= YOUR GOAL =
Extract every line of the material below word for word, leaving the pictures out of your answer.

Annotated region listings
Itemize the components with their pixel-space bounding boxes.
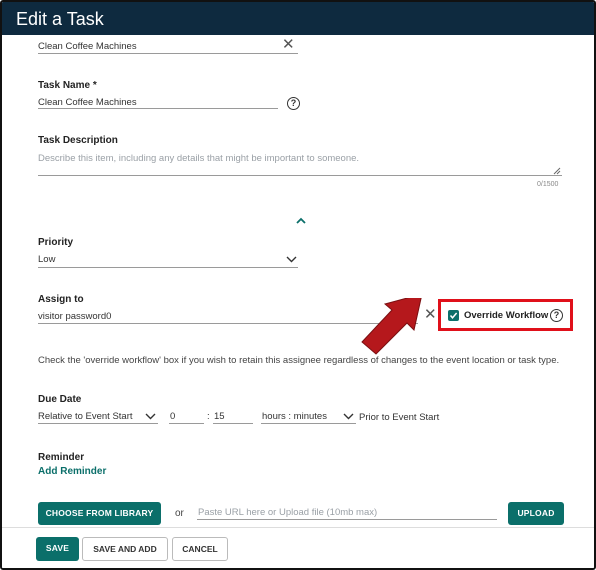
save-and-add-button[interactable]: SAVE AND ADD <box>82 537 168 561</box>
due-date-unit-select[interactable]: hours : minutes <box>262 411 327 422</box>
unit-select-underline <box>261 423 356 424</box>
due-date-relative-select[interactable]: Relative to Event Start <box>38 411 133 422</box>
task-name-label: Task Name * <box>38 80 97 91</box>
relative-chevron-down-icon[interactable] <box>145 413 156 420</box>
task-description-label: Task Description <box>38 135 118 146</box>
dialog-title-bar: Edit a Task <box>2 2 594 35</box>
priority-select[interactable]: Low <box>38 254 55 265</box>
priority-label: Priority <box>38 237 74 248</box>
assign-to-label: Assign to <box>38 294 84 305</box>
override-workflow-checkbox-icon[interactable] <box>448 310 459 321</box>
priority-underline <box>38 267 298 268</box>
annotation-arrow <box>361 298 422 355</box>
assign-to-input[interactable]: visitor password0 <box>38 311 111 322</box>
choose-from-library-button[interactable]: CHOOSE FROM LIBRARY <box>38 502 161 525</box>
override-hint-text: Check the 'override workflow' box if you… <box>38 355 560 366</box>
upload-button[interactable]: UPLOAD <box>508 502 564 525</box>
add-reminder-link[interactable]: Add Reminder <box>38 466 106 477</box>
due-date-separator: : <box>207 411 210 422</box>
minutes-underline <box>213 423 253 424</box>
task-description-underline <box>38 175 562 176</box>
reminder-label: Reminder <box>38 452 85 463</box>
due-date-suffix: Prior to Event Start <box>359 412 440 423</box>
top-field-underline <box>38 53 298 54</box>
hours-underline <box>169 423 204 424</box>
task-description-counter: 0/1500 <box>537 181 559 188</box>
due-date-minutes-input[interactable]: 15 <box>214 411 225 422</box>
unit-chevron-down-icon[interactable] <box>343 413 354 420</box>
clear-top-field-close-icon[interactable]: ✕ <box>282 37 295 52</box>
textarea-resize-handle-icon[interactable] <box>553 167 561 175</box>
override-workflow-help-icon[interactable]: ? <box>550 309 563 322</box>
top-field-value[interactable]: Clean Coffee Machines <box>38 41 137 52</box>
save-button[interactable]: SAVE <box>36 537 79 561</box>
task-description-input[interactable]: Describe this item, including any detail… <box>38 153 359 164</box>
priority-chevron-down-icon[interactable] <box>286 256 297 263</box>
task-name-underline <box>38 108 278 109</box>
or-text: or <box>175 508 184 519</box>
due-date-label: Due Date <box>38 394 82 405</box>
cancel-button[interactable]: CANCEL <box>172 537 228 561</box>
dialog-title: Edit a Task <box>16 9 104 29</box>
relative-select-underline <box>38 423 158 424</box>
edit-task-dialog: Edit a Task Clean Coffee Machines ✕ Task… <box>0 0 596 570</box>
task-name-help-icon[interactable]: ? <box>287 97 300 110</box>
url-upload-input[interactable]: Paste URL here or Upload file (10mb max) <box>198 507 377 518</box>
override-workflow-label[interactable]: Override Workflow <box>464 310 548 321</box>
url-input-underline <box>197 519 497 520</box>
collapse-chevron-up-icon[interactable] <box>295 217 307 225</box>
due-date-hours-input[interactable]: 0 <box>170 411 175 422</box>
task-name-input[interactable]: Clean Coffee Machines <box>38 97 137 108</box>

= FINAL ANSWER =
Itemize the components with their pixel-space bounding boxes.
save-and-add-button[interactable]: SAVE AND ADD <box>82 537 168 561</box>
due-date-unit-select[interactable]: hours : minutes <box>262 411 327 422</box>
unit-select-underline <box>261 423 356 424</box>
due-date-relative-select[interactable]: Relative to Event Start <box>38 411 133 422</box>
task-name-label: Task Name * <box>38 80 97 91</box>
relative-chevron-down-icon[interactable] <box>145 413 156 420</box>
task-description-label: Task Description <box>38 135 118 146</box>
dialog-title-bar: Edit a Task <box>2 2 594 35</box>
priority-select[interactable]: Low <box>38 254 55 265</box>
priority-label: Priority <box>38 237 74 248</box>
assign-to-label: Assign to <box>38 294 84 305</box>
override-workflow-checkbox-icon[interactable] <box>448 310 459 321</box>
priority-underline <box>38 267 298 268</box>
annotation-arrow <box>361 298 422 355</box>
assign-to-input[interactable]: visitor password0 <box>38 311 111 322</box>
choose-from-library-button[interactable]: CHOOSE FROM LIBRARY <box>38 502 161 525</box>
override-hint-text: Check the 'override workflow' box if you… <box>38 355 560 366</box>
upload-button[interactable]: UPLOAD <box>508 502 564 525</box>
add-reminder-link[interactable]: Add Reminder <box>38 466 106 477</box>
due-date-separator: : <box>207 411 210 422</box>
minutes-underline <box>213 423 253 424</box>
task-description-underline <box>38 175 562 176</box>
reminder-label: Reminder <box>38 452 85 463</box>
due-date-suffix: Prior to Event Start <box>359 412 440 423</box>
top-field-underline <box>38 53 298 54</box>
hours-underline <box>169 423 204 424</box>
task-description-counter: 0/1500 <box>537 181 559 188</box>
due-date-minutes-input[interactable]: 15 <box>214 411 225 422</box>
unit-chevron-down-icon[interactable] <box>343 413 354 420</box>
clear-top-field-close-icon[interactable]: ✕ <box>282 37 295 52</box>
textarea-resize-handle-icon[interactable] <box>553 167 561 175</box>
override-workflow-help-icon[interactable]: ? <box>550 309 563 322</box>
top-field-value[interactable]: Clean Coffee Machines <box>38 41 137 52</box>
save-button[interactable]: SAVE <box>36 537 79 561</box>
task-description-input[interactable]: Describe this item, including any detail… <box>38 153 359 164</box>
priority-chevron-down-icon[interactable] <box>286 256 297 263</box>
task-name-underline <box>38 108 278 109</box>
or-text: or <box>175 508 184 519</box>
due-date-label: Due Date <box>38 394 82 405</box>
cancel-button[interactable]: CANCEL <box>172 537 228 561</box>
dialog-title: Edit a Task <box>16 9 104 29</box>
relative-select-underline <box>38 423 158 424</box>
edit-task-dialog: Edit a Task Clean Coffee Machines ✕ Task… <box>0 0 596 570</box>
task-name-help-icon[interactable]: ? <box>287 97 300 110</box>
url-upload-input[interactable]: Paste URL here or Upload file (10mb max) <box>198 507 377 518</box>
override-workflow-label[interactable]: Override Workflow <box>464 310 548 321</box>
url-input-underline <box>197 519 497 520</box>
collapse-chevron-up-icon[interactable] <box>295 217 307 225</box>
due-date-hours-input[interactable]: 0 <box>170 411 175 422</box>
task-name-input[interactable]: Clean Coffee Machines <box>38 97 137 108</box>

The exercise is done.